─── Material to process

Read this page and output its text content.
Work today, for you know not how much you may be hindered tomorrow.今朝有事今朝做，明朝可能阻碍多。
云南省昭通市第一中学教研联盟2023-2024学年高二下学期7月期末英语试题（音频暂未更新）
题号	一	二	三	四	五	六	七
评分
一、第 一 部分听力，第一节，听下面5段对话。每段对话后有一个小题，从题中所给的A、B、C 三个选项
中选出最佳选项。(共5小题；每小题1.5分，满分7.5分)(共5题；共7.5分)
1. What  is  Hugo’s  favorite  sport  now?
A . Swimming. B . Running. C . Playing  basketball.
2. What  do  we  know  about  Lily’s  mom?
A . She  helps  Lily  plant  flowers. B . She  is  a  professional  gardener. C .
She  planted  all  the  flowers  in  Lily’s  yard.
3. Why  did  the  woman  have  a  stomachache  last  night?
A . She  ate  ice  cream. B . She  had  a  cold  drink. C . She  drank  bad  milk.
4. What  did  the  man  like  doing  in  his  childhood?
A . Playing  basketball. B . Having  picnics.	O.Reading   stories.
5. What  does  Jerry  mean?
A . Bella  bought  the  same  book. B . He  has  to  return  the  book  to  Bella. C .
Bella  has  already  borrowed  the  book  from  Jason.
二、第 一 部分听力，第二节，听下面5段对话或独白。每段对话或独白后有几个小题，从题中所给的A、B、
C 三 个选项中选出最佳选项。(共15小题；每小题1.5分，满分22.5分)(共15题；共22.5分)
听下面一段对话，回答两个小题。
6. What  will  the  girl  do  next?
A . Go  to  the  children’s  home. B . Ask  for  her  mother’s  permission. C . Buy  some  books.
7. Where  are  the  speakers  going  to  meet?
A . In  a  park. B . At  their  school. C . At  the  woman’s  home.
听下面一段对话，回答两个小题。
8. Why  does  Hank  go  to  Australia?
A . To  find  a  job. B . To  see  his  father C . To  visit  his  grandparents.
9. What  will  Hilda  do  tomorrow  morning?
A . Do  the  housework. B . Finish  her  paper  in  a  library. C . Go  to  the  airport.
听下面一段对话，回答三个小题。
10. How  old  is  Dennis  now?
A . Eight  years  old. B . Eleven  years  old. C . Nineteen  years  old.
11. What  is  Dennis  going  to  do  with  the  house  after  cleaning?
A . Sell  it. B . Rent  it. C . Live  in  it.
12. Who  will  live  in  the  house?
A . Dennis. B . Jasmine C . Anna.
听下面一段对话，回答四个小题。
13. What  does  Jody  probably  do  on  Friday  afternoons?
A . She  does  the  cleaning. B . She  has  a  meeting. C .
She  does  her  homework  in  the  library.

──────
─── Material to process

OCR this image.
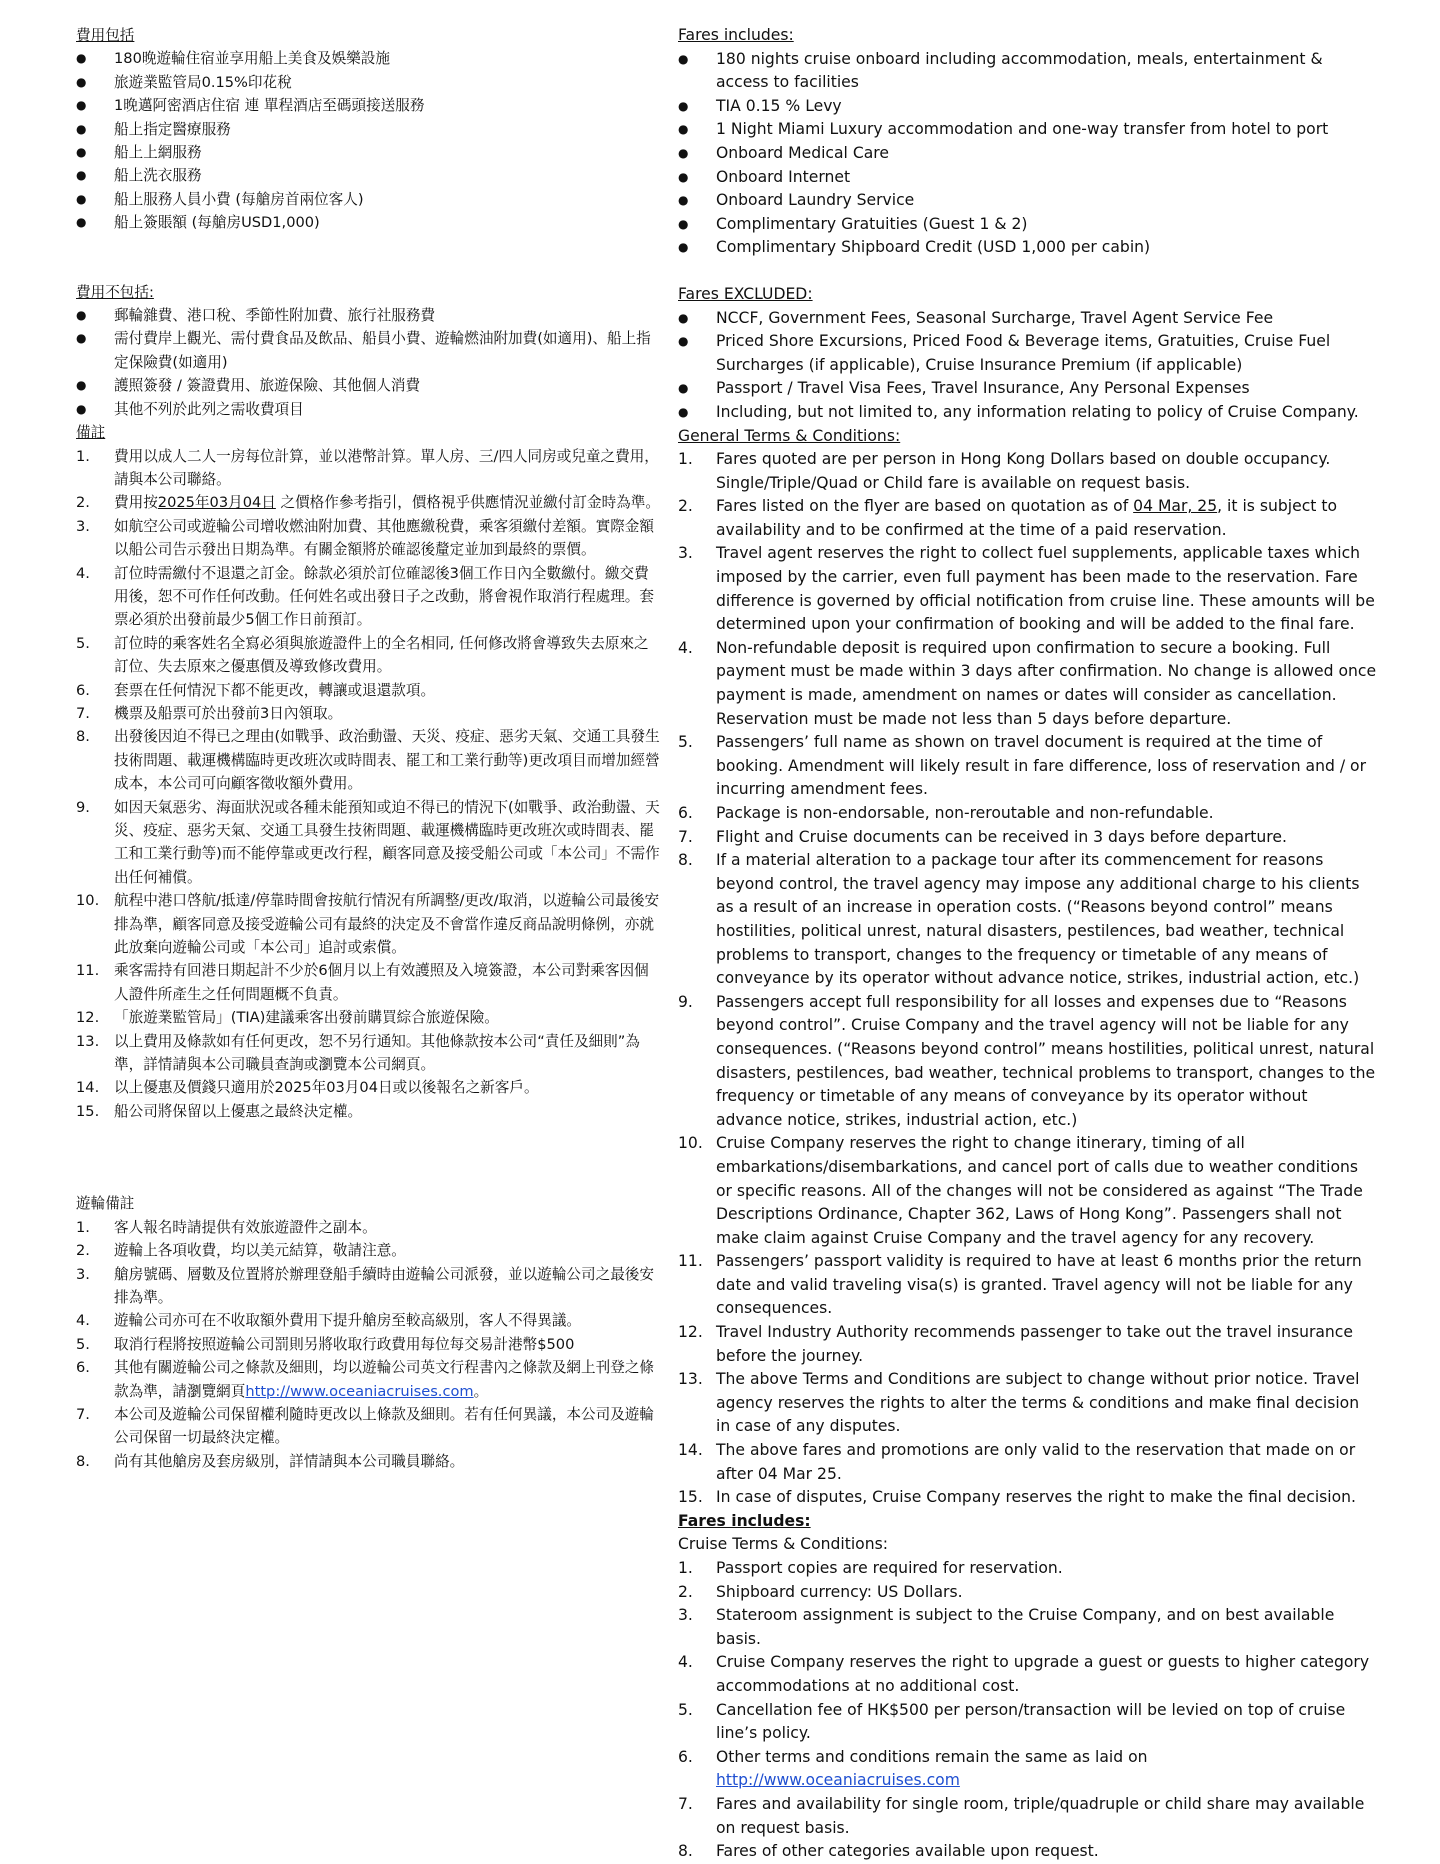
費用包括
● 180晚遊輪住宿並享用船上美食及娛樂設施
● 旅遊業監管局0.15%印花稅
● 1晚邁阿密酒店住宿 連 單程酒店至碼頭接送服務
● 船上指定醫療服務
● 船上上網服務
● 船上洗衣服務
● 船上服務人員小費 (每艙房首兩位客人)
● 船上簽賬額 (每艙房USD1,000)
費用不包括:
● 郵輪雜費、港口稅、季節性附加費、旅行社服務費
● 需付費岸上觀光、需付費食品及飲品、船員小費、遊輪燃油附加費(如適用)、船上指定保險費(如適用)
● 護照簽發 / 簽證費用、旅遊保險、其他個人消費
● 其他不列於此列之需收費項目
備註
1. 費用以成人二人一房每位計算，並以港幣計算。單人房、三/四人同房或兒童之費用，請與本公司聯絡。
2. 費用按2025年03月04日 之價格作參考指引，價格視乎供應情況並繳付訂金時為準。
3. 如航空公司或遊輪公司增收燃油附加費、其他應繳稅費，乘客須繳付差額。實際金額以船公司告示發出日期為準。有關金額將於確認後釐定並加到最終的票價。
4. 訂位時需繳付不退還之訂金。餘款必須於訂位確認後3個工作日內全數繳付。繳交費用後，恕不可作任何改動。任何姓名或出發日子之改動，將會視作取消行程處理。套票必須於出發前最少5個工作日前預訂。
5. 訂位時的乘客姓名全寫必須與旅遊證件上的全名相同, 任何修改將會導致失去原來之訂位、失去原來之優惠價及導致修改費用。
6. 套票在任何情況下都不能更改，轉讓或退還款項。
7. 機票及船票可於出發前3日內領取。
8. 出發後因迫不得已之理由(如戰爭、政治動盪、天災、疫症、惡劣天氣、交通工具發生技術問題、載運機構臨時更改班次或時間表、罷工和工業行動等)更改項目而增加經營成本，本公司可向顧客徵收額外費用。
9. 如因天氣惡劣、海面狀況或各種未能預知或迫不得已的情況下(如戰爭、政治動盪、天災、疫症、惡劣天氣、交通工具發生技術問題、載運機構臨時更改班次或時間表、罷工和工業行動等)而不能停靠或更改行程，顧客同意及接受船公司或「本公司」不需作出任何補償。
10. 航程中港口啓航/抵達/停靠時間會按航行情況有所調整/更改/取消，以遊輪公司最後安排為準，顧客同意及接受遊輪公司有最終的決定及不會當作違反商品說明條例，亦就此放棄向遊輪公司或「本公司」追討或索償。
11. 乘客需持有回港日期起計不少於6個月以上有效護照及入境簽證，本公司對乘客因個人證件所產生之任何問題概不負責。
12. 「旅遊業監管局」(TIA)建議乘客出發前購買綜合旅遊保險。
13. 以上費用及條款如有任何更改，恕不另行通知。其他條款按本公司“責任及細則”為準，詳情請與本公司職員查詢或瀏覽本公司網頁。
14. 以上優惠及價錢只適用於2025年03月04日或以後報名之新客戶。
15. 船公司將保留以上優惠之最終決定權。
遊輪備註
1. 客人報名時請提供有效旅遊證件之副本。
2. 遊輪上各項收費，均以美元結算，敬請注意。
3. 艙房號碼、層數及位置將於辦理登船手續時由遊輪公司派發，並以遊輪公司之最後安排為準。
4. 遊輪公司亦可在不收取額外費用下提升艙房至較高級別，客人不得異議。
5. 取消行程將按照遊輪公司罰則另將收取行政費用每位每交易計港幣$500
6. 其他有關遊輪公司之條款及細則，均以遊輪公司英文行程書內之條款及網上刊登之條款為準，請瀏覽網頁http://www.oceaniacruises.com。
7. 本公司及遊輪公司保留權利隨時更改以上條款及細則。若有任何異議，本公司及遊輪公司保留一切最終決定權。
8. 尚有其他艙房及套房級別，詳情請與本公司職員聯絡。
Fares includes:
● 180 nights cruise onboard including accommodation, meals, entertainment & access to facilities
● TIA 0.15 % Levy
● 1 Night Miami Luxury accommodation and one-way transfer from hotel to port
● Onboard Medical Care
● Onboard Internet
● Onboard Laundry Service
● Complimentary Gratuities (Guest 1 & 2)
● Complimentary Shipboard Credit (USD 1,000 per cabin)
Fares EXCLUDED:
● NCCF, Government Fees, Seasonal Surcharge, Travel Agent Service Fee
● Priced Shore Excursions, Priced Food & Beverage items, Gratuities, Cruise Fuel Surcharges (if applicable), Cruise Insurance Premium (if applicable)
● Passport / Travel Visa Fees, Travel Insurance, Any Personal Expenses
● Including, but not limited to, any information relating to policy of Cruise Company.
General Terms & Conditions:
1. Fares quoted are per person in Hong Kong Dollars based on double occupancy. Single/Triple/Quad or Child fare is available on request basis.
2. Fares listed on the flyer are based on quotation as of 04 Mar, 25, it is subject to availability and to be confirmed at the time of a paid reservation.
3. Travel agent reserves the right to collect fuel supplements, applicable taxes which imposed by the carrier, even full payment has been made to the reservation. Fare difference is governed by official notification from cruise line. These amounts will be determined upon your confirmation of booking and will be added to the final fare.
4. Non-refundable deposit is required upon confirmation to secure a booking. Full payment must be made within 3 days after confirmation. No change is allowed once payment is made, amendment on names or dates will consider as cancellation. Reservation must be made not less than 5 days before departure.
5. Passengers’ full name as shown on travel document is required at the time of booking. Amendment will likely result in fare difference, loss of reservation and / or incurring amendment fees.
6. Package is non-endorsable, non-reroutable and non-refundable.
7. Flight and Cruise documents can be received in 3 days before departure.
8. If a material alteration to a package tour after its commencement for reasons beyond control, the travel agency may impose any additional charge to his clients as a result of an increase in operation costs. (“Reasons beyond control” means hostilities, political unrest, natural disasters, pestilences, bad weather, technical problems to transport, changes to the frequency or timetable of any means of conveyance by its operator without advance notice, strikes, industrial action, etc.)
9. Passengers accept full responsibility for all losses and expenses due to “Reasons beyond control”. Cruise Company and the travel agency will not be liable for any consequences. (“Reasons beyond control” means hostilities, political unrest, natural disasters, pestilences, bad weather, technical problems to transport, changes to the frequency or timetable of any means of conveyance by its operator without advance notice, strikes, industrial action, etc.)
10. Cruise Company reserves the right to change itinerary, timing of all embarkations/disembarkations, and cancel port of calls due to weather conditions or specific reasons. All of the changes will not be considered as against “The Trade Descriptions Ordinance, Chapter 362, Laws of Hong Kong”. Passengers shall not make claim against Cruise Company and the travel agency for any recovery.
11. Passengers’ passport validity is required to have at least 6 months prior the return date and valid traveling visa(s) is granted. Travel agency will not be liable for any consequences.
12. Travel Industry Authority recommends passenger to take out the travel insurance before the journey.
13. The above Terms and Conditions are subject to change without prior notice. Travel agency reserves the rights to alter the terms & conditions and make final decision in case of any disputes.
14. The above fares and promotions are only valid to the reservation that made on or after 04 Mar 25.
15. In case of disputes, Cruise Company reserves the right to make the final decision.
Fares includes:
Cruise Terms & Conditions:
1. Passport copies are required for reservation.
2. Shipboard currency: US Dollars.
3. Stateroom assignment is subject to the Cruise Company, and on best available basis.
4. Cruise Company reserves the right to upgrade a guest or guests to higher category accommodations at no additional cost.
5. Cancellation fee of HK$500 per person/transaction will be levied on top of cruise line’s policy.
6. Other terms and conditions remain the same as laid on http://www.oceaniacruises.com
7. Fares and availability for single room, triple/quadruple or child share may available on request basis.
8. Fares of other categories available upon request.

──────
─── Material to process

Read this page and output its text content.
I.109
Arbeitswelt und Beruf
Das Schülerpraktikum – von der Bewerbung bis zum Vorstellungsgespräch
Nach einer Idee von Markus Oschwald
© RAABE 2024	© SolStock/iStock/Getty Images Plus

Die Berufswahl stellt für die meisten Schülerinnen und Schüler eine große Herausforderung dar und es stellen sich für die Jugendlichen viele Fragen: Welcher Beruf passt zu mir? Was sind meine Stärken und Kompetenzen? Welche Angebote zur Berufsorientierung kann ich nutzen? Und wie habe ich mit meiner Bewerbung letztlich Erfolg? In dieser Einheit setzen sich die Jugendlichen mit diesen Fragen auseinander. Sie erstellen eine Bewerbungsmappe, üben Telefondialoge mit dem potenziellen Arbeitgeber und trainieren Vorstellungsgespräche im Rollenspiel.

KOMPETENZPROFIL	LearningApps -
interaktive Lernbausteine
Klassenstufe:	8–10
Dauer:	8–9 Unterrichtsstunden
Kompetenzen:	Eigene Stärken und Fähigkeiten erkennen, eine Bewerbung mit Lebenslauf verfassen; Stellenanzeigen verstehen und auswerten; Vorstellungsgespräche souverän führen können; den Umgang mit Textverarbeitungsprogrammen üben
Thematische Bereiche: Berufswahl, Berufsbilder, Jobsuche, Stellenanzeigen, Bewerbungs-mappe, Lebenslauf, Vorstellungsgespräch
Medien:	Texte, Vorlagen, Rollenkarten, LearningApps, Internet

──────

What the task requires:
In the entries above, identify every line with the word "Complimentary". Copy those lines.

Result:
● Complimentary Gratuities (Guest 1 & 2)
● Complimentary Shipboard Credit (USD 1,000 per cabin)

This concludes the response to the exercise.